▸ Consigne
Recopiez toutes les lignes des enregistrements ci-dessous en substituant « Annuler » à « Abbrechen », sans rien modifier d'autre. Laissez les images de côté dans votre réponse, s'il vous plaît.
======== Données enregistrées ========
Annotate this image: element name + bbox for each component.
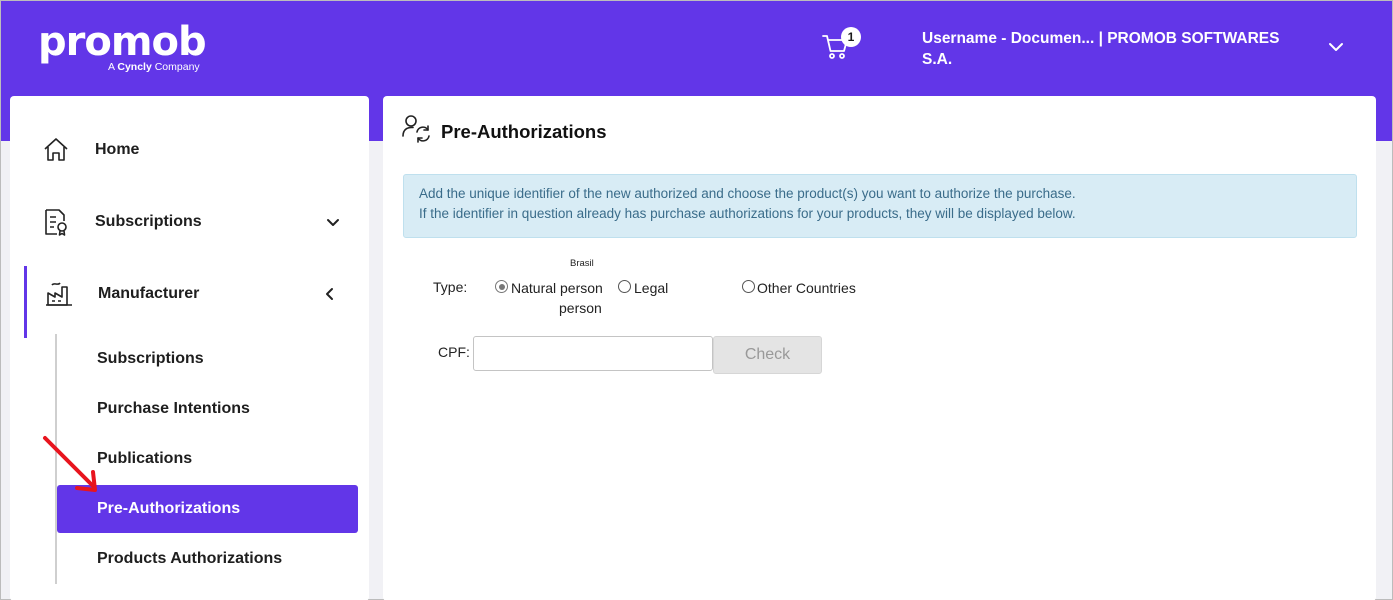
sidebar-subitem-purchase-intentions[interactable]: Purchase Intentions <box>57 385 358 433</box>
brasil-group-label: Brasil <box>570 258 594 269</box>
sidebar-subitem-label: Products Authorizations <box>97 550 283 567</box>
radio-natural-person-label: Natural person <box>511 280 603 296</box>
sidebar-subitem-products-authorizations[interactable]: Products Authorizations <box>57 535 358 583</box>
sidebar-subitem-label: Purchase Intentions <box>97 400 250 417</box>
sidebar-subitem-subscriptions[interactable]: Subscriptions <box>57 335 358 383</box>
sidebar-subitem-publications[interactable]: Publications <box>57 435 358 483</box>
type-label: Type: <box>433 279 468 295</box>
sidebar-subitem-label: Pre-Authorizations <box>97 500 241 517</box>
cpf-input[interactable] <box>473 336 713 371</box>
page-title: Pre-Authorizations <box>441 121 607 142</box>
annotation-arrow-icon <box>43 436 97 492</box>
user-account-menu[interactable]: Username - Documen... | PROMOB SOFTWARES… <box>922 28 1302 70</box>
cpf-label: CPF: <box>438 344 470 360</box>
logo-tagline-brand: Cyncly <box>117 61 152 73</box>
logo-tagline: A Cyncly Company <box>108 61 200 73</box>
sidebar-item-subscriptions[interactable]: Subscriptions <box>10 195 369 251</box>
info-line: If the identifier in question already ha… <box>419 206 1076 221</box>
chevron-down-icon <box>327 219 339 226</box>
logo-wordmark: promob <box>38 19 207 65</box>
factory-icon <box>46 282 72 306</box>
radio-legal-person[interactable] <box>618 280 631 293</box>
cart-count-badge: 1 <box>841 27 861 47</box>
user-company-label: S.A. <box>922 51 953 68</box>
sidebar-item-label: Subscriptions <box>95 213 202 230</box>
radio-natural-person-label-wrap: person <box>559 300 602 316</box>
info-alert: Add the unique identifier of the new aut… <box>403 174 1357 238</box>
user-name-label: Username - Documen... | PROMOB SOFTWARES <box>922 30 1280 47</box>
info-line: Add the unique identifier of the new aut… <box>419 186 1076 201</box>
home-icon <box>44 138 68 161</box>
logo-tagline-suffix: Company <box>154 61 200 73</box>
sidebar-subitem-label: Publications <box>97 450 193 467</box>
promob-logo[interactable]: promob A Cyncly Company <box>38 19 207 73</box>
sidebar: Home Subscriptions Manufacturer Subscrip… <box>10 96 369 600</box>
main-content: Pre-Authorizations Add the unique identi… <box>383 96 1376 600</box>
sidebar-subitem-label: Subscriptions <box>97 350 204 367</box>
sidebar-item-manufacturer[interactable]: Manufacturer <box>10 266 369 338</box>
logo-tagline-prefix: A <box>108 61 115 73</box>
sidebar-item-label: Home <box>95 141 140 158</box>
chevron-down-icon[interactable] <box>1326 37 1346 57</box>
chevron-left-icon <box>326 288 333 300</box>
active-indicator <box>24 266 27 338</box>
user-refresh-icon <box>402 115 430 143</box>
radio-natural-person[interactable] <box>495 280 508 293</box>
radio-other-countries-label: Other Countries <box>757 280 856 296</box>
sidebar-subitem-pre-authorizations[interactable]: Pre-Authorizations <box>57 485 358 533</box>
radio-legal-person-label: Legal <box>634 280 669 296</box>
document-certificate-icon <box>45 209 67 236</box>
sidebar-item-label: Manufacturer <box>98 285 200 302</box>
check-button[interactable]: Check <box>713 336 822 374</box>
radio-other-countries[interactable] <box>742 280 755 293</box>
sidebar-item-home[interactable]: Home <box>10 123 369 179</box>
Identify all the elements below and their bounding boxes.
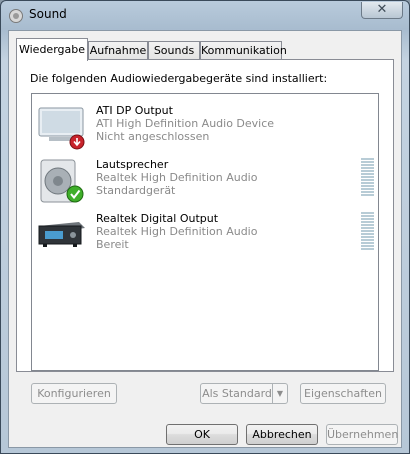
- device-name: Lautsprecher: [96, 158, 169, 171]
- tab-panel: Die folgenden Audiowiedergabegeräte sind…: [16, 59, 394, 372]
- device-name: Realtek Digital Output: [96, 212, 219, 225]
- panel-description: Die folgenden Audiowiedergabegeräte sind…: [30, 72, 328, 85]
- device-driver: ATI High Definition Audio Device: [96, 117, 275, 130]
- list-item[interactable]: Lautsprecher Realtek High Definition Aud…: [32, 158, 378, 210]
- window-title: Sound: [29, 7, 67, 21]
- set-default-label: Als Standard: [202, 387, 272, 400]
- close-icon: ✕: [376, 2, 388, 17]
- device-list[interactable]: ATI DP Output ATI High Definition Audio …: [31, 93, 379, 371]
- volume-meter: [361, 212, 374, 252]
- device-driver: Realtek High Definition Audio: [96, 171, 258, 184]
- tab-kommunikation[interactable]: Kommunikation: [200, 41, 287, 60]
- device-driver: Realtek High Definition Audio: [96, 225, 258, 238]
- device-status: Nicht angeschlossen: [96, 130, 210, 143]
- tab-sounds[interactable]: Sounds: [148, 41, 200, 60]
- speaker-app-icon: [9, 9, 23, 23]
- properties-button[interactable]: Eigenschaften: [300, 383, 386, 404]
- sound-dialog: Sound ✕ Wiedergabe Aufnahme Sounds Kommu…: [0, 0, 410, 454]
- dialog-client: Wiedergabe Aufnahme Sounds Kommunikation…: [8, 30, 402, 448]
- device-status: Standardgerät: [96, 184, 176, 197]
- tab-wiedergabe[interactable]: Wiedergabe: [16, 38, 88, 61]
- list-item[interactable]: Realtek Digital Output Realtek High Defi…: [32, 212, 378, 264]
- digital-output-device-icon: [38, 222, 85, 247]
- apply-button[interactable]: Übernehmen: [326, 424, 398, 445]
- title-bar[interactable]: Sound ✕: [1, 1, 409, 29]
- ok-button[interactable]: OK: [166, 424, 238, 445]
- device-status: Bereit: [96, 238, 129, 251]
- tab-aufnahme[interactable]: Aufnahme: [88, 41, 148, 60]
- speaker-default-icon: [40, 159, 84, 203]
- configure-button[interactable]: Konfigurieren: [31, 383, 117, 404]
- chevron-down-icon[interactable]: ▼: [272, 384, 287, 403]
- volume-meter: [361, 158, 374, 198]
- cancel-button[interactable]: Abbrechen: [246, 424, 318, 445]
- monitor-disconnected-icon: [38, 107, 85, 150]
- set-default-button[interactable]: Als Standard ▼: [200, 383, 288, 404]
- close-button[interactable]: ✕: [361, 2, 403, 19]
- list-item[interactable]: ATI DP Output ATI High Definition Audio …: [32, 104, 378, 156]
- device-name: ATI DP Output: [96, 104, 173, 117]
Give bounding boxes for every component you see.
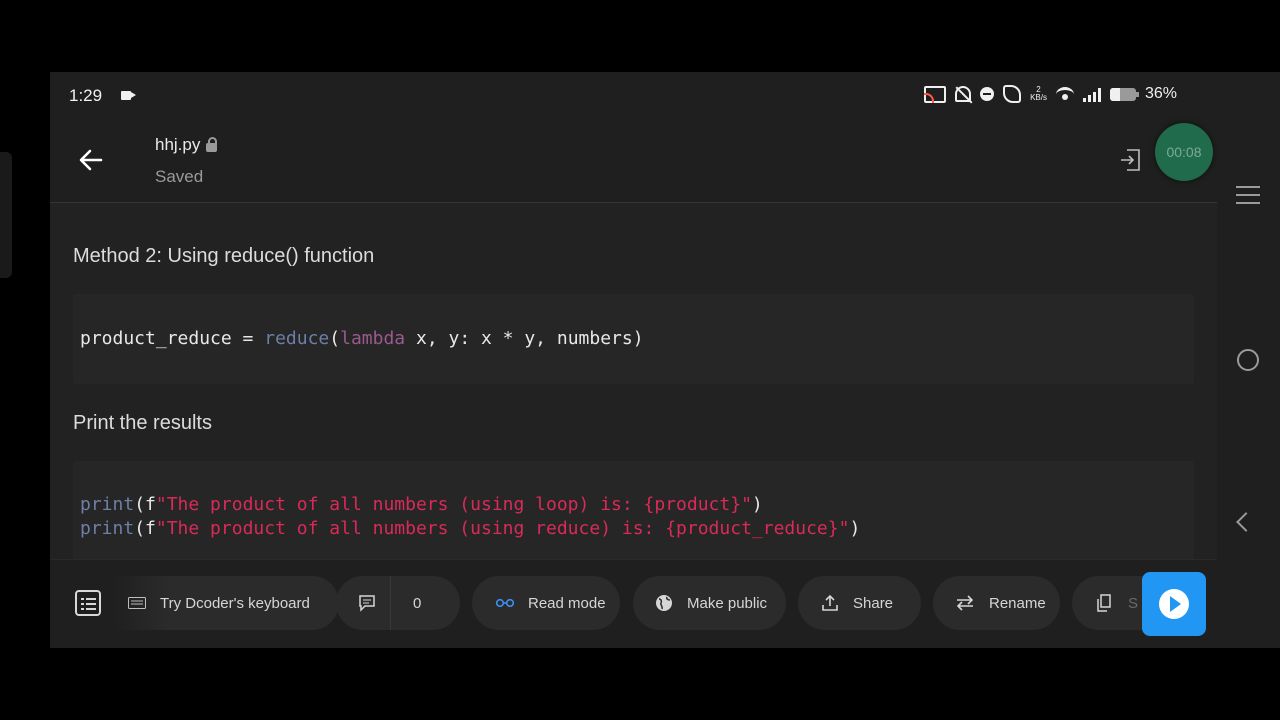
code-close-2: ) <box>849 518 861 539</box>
========
▸ Exercice terminé
Annotate this image: element name + bbox for each component.
sidebar-subitem-purchase-intentions[interactable]: Purchase Intentions <box>57 385 358 433</box>
brasil-group-label: Brasil <box>570 258 594 269</box>
sidebar-subitem-label: Products Authorizations <box>97 550 283 567</box>
radio-natural-person-label: Natural person <box>511 280 603 296</box>
sidebar-subitem-products-authorizations[interactable]: Products Authorizations <box>57 535 358 583</box>
sidebar-subitem-label: Purchase Intentions <box>97 400 250 417</box>
sidebar-subitem-subscriptions[interactable]: Subscriptions <box>57 335 358 383</box>
sidebar-subitem-publications[interactable]: Publications <box>57 435 358 483</box>
type-label: Type: <box>433 279 468 295</box>
sidebar-subitem-label: Pre-Authorizations <box>97 500 241 517</box>
cpf-input[interactable] <box>473 336 713 371</box>
page-title: Pre-Authorizations <box>441 121 607 142</box>
annotation-arrow-icon <box>43 436 97 492</box>
user-account-menu[interactable]: Username - Documen... | PROMOB SOFTWARES… <box>922 28 1302 70</box>
cpf-label: CPF: <box>438 344 470 360</box>
logo-tagline-brand: Cyncly <box>117 61 152 73</box>
logo-tagline: A Cyncly Company <box>108 61 200 73</box>
sidebar-item-subscriptions[interactable]: Subscriptions <box>10 195 369 251</box>
info-line: If the identifier in question already ha… <box>419 206 1076 221</box>
chevron-down-icon <box>327 219 339 226</box>
logo-wordmark: promob <box>38 19 207 65</box>
factory-icon <box>46 282 72 306</box>
radio-legal-person[interactable] <box>618 280 631 293</box>
cart-count-badge: 1 <box>841 27 861 47</box>
user-company-label: S.A. <box>922 51 953 68</box>
sidebar-item-label: Subscriptions <box>95 213 202 230</box>
radio-natural-person-label-wrap: person <box>559 300 602 316</box>
info-alert: Add the unique identifier of the new aut… <box>403 174 1357 238</box>
user-name-label: Username - Documen... | PROMOB SOFTWARES <box>922 30 1280 47</box>
info-line: Add the unique identifier of the new aut… <box>419 186 1076 201</box>
home-icon <box>44 138 68 161</box>
logo-tagline-suffix: Company <box>154 61 200 73</box>
sidebar-subitem-label: Publications <box>97 450 193 467</box>
promob-logo[interactable]: promob A Cyncly Company <box>38 19 207 73</box>
sidebar: Home Subscriptions Manufacturer Subscrip… <box>10 96 369 600</box>
main-content: Pre-Authorizations Add the unique identi… <box>383 96 1376 600</box>
sidebar-subitem-label: Subscriptions <box>97 350 204 367</box>
sidebar-item-manufacturer[interactable]: Manufacturer <box>10 266 369 338</box>
logo-tagline-prefix: A <box>108 61 115 73</box>
sidebar-item-label: Home <box>95 141 140 158</box>
chevron-down-icon[interactable] <box>1326 37 1346 57</box>
chevron-left-icon <box>326 288 333 300</box>
active-indicator <box>24 266 27 338</box>
user-refresh-icon <box>402 115 430 143</box>
radio-natural-person[interactable] <box>495 280 508 293</box>
radio-other-countries-label: Other Countries <box>757 280 856 296</box>
sidebar-subitem-pre-authorizations[interactable]: Pre-Authorizations <box>57 485 358 533</box>
radio-legal-person-label: Legal <box>634 280 669 296</box>
document-certificate-icon <box>45 209 67 236</box>
sidebar-item-label: Manufacturer <box>98 285 200 302</box>
check-button[interactable]: Check <box>713 336 822 374</box>
radio-other-countries[interactable] <box>742 280 755 293</box>
sidebar-item-home[interactable]: Home <box>10 123 369 179</box>
Identify all the elements below and their bounding boxes.
- device-name: Lautsprecher: [96, 158, 169, 171]
- tab-panel: Die folgenden Audiowiedergabegeräte sind…: [16, 59, 394, 372]
- device-name: Realtek Digital Output: [96, 212, 219, 225]
- panel-description: Die folgenden Audiowiedergabegeräte sind…: [30, 72, 328, 85]
- device-driver: ATI High Definition Audio Device: [96, 117, 275, 130]
- list-item[interactable]: Lautsprecher Realtek High Definition Aud…: [32, 158, 378, 210]
- window-title: Sound: [29, 7, 67, 21]
- set-default-label: Als Standard: [202, 387, 272, 400]
- close-icon: ✕: [376, 2, 388, 17]
- device-list[interactable]: ATI DP Output ATI High Definition Audio …: [31, 93, 379, 371]
- volume-meter: [361, 212, 374, 252]
- device-driver: Realtek High Definition Audio: [96, 171, 258, 184]
- tab-kommunikation[interactable]: Kommunikation: [200, 41, 287, 60]
- device-driver: Realtek High Definition Audio: [96, 225, 258, 238]
- device-status: Nicht angeschlossen: [96, 130, 210, 143]
- tab-sounds[interactable]: Sounds: [148, 41, 200, 60]
- speaker-app-icon: [9, 9, 23, 23]
- properties-button[interactable]: Eigenschaften: [300, 383, 386, 404]
- sound-dialog: Sound ✕ Wiedergabe Aufnahme Sounds Kommu…: [0, 0, 410, 454]
- dialog-client: Wiedergabe Aufnahme Sounds Kommunikation…: [8, 30, 402, 448]
- device-status: Standardgerät: [96, 184, 176, 197]
- tab-wiedergabe[interactable]: Wiedergabe: [16, 38, 88, 61]
- list-item[interactable]: Realtek Digital Output Realtek High Defi…: [32, 212, 378, 264]
- digital-output-device-icon: [38, 222, 85, 247]
- apply-button[interactable]: Übernehmen: [326, 424, 398, 445]
- title-bar[interactable]: Sound ✕: [1, 1, 409, 29]
- ok-button[interactable]: OK: [166, 424, 238, 445]
- device-status: Bereit: [96, 238, 129, 251]
- tab-aufnahme[interactable]: Aufnahme: [88, 41, 148, 60]
- speaker-default-icon: [40, 159, 84, 203]
- configure-button[interactable]: Konfigurieren: [31, 383, 117, 404]
- chevron-down-icon[interactable]: ▼: [272, 384, 287, 403]
- volume-meter: [361, 158, 374, 198]
- cancel-button[interactable]: Annuler: [246, 424, 318, 445]
- monitor-disconnected-icon: [38, 107, 85, 150]
- set-default-button[interactable]: Als Standard ▼: [200, 383, 288, 404]
- close-button[interactable]: ✕: [361, 2, 403, 19]
- list-item[interactable]: ATI DP Output ATI High Definition Audio …: [32, 104, 378, 156]
- device-name: ATI DP Output: [96, 104, 173, 117]
Give bounding boxes for every component you see.
code-close-2: ) <box>849 518 861 539</box>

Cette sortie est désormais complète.